PROBLEM REQUIREMENTS: Leave out the pictures; transcribe all else exactly.

··· DATA LISTING ···

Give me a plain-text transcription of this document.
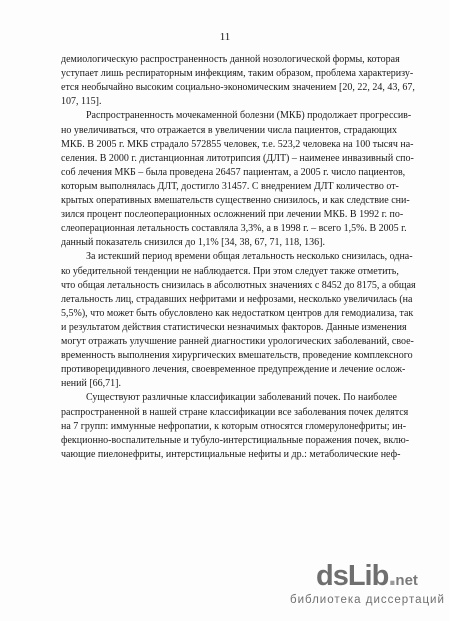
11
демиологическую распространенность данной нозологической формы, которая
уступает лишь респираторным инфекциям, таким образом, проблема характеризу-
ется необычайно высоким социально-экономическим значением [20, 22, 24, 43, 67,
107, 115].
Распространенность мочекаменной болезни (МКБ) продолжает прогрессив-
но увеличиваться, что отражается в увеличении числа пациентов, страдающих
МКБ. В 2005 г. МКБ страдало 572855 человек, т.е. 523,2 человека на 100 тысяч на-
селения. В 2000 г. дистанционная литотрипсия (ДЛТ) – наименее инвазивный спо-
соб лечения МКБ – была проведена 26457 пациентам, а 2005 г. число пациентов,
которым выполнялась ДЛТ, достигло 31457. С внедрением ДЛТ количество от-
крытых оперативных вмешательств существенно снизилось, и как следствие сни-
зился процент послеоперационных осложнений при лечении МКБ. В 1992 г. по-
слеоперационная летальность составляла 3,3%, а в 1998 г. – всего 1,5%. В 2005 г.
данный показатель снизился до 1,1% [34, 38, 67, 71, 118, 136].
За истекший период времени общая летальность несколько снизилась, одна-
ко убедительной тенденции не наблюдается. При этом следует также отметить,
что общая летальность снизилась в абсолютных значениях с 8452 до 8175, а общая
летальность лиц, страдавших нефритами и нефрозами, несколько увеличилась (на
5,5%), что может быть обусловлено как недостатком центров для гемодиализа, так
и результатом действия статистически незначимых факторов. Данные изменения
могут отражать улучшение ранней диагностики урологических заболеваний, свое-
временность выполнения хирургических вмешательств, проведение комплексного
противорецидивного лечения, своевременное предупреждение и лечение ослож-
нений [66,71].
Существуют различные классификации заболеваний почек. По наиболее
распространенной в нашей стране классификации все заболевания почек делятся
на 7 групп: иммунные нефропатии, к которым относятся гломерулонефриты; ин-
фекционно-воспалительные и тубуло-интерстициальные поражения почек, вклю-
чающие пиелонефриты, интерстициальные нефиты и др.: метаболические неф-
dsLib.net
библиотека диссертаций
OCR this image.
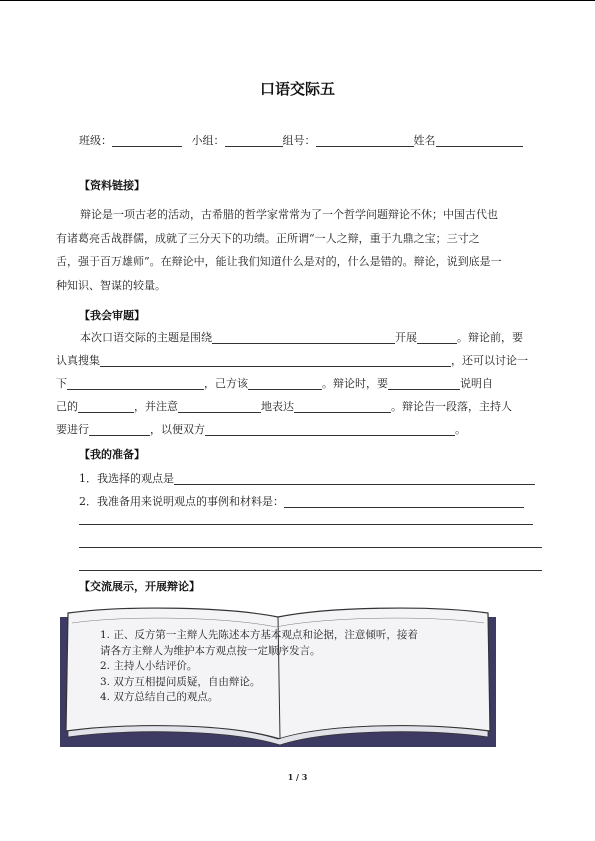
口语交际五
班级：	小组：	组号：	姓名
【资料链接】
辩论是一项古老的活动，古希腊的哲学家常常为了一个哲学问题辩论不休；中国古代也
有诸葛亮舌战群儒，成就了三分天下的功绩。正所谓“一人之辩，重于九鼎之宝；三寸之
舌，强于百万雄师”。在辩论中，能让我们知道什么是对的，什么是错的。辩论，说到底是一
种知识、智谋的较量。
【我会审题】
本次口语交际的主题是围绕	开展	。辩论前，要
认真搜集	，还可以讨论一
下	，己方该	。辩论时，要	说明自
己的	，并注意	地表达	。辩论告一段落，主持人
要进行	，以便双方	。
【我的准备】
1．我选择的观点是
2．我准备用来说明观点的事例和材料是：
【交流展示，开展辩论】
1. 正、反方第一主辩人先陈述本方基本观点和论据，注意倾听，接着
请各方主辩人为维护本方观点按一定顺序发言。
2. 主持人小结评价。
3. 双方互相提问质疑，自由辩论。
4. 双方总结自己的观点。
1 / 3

···

WRITTEN REPLY:
Give me a plain-text transcription of this document.
11
демиологическую распространенность данной нозологической формы, которая
уступает лишь респираторным инфекциям, таким образом, проблема характеризу-
ется необычайно высоким социально-экономическим значением [20, 22, 24, 43, 67,
107, 115].
Распространенность мочекаменной болезни (МКБ) продолжает прогрессив-
но увеличиваться, что отражается в увеличении числа пациентов, страдающих
МКБ. В 2005 г. МКБ страдало 572855 человек, т.е. 523,2 человека на 100 тысяч на-
селения. В 2000 г. дистанционная литотрипсия (ДЛТ) – наименее инвазивный спо-
соб лечения МКБ – была проведена 26457 пациентам, а 2005 г. число пациентов,
которым выполнялась ДЛТ, достигло 31457. С внедрением ДЛТ количество от-
крытых оперативных вмешательств существенно снизилось, и как следствие сни-
зился процент послеоперационных осложнений при лечении МКБ. В 1992 г. по-
слеоперационная летальность составляла 3,3%, а в 1998 г. – всего 1,5%. В 2005 г.
данный показатель снизился до 1,1% [34, 38, 67, 71, 118, 136].
За истекший период времени общая летальность несколько снизилась, одна-
ко убедительной тенденции не наблюдается. При этом следует также отметить,
что общая летальность снизилась в абсолютных значениях с 8452 до 8175, а общая
летальность лиц, страдавших нефритами и нефрозами, несколько увеличилась (на
5,5%), что может быть обусловлено как недостатком центров для гемодиализа, так
и результатом действия статистически незначимых факторов. Данные изменения
могут отражать улучшение ранней диагностики урологических заболеваний, свое-
временность выполнения хирургических вмешательств, проведение комплексного
противорецидивного лечения, своевременное предупреждение и лечение ослож-
нений [66,71].
Существуют различные классификации заболеваний почек. По наиболее
распространенной в нашей стране классификации все заболевания почек делятся
на 7 групп: иммунные нефропатии, к которым относятся гломерулонефриты; ин-
фекционно-воспалительные и тубуло-интерстициальные поражения почек, вклю-
чающие пиелонефриты, интерстициальные нефиты и др.: метаболические неф-
dsLib.net
библиотека диссертаций
OCR this image.
口语交际五
班级：	小组：	组号：	姓名
【资料链接】
辩论是一项古老的活动，古希腊的哲学家常常为了一个哲学问题辩论不休；中国古代也
有诸葛亮舌战群儒，成就了三分天下的功绩。正所谓“一人之辩，重于九鼎之宝；三寸之
舌，强于百万雄师”。在辩论中，能让我们知道什么是对的，什么是错的。辩论，说到底是一
种知识、智谋的较量。
【我会审题】
本次口语交际的主题是围绕	开展	。辩论前，要
认真搜集	，还可以讨论一
下	，己方该	。辩论时，要	说明自
己的	，并注意	地表达	。辩论告一段落，主持人
要进行	，以便双方	。
【我的准备】
1．我选择的观点是
2．我准备用来说明观点的事例和材料是：
【交流展示，开展辩论】
1. 正、反方第一主辩人先陈述本方基本观点和论据，注意倾听，接着
请各方主辩人为维护本方观点按一定顺序发言。
2. 主持人小结评价。
3. 双方互相提问质疑，自由辩论。
4. 双方总结自己的观点。
1 / 3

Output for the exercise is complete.